**Records shown:**
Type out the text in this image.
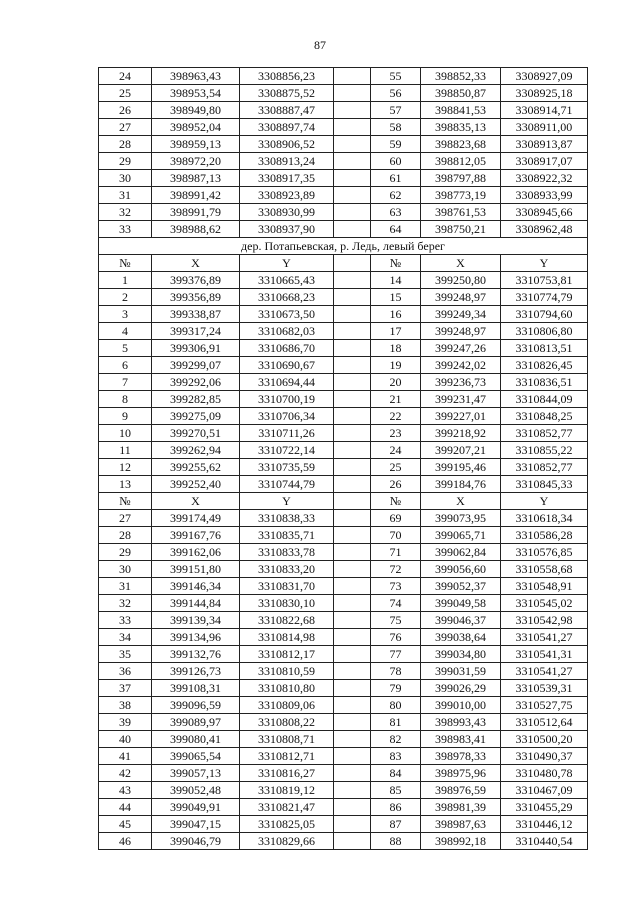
87
24	398963,43	3308856,23		55	398852,33	3308927,09
25	398953,54	3308875,52		56	398850,87	3308925,18
26	398949,80	3308887,47		57	398841,53	3308914,71
27	398952,04	3308897,74		58	398835,13	3308911,00
28	398959,13	3308906,52		59	398823,68	3308913,87
29	398972,20	3308913,24		60	398812,05	3308917,07
30	398987,13	3308917,35		61	398797,88	3308922,32
31	398991,42	3308923,89		62	398773,19	3308933,99
32	398991,79	3308930,99		63	398761,53	3308945,66
33	398988,62	3308937,90		64	398750,21	3308962,48
дер. Потапьевская, р. Ледь, левый берег						
№	X	Y		№	X	Y
1	399376,89	3310665,43		14	399250,80	3310753,81
2	399356,89	3310668,23		15	399248,97	3310774,79
3	399338,87	3310673,50		16	399249,34	3310794,60
4	399317,24	3310682,03		17	399248,97	3310806,80
5	399306,91	3310686,70		18	399247,26	3310813,51
6	399299,07	3310690,67		19	399242,02	3310826,45
7	399292,06	3310694,44		20	399236,73	3310836,51
8	399282,85	3310700,19		21	399231,47	3310844,09
9	399275,09	3310706,34		22	399227,01	3310848,25
10	399270,51	3310711,26		23	399218,92	3310852,77
11	399262,94	3310722,14		24	399207,21	3310855,22
12	399255,62	3310735,59		25	399195,46	3310852,77
13	399252,40	3310744,79		26	399184,76	3310845,33
№	X	Y		№	X	Y
27	399174,49	3310838,33		69	399073,95	3310618,34
28	399167,76	3310835,71		70	399065,71	3310586,28
29	399162,06	3310833,78		71	399062,84	3310576,85
30	399151,80	3310833,20		72	399056,60	3310558,68
31	399146,34	3310831,70		73	399052,37	3310548,91
32	399144,84	3310830,10		74	399049,58	3310545,02
33	399139,34	3310822,68		75	399046,37	3310542,98
34	399134,96	3310814,98		76	399038,64	3310541,27
35	399132,76	3310812,17		77	399034,80	3310541,31
36	399126,73	3310810,59		78	399031,59	3310541,27
37	399108,31	3310810,80		79	399026,29	3310539,31
38	399096,59	3310809,06		80	399010,00	3310527,75
39	399089,97	3310808,22		81	398993,43	3310512,64
40	399080,41	3310808,71		82	398983,41	3310500,20
41	399065,54	3310812,71		83	398978,33	3310490,37
42	399057,13	3310816,27		84	398975,96	3310480,78
43	399052,48	3310819,12		85	398976,59	3310467,09
44	399049,91	3310821,47		86	398981,39	3310455,29
45	399047,15	3310825,05		87	398987,63	3310446,12
46	399046,79	3310829,66		88	398992,18	3310440,54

**Exercise description:** Your task is to set down the records shown above exactly, minus any pictures.

**Task solution:**
Type out the text in this image.
87
24	398963,43	3308856,23		55	398852,33	3308927,09
25	398953,54	3308875,52		56	398850,87	3308925,18
26	398949,80	3308887,47		57	398841,53	3308914,71
27	398952,04	3308897,74		58	398835,13	3308911,00
28	398959,13	3308906,52		59	398823,68	3308913,87
29	398972,20	3308913,24		60	398812,05	3308917,07
30	398987,13	3308917,35		61	398797,88	3308922,32
31	398991,42	3308923,89		62	398773,19	3308933,99
32	398991,79	3308930,99		63	398761,53	3308945,66
33	398988,62	3308937,90		64	398750,21	3308962,48
дер. Потапьевская, р. Ледь, левый берег						
№	X	Y		№	X	Y
1	399376,89	3310665,43		14	399250,80	3310753,81
2	399356,89	3310668,23		15	399248,97	3310774,79
3	399338,87	3310673,50		16	399249,34	3310794,60
4	399317,24	3310682,03		17	399248,97	3310806,80
5	399306,91	3310686,70		18	399247,26	3310813,51
6	399299,07	3310690,67		19	399242,02	3310826,45
7	399292,06	3310694,44		20	399236,73	3310836,51
8	399282,85	3310700,19		21	399231,47	3310844,09
9	399275,09	3310706,34		22	399227,01	3310848,25
10	399270,51	3310711,26		23	399218,92	3310852,77
11	399262,94	3310722,14		24	399207,21	3310855,22
12	399255,62	3310735,59		25	399195,46	3310852,77
13	399252,40	3310744,79		26	399184,76	3310845,33
№	X	Y		№	X	Y
27	399174,49	3310838,33		69	399073,95	3310618,34
28	399167,76	3310835,71		70	399065,71	3310586,28
29	399162,06	3310833,78		71	399062,84	3310576,85
30	399151,80	3310833,20		72	399056,60	3310558,68
31	399146,34	3310831,70		73	399052,37	3310548,91
32	399144,84	3310830,10		74	399049,58	3310545,02
33	399139,34	3310822,68		75	399046,37	3310542,98
34	399134,96	3310814,98		76	399038,64	3310541,27
35	399132,76	3310812,17		77	399034,80	3310541,31
36	399126,73	3310810,59		78	399031,59	3310541,27
37	399108,31	3310810,80		79	399026,29	3310539,31
38	399096,59	3310809,06		80	399010,00	3310527,75
39	399089,97	3310808,22		81	398993,43	3310512,64
40	399080,41	3310808,71		82	398983,41	3310500,20
41	399065,54	3310812,71		83	398978,33	3310490,37
42	399057,13	3310816,27		84	398975,96	3310480,78
43	399052,48	3310819,12		85	398976,59	3310467,09
44	399049,91	3310821,47		86	398981,39	3310455,29
45	399047,15	3310825,05		87	398987,63	3310446,12
46	399046,79	3310829,66		88	398992,18	3310440,54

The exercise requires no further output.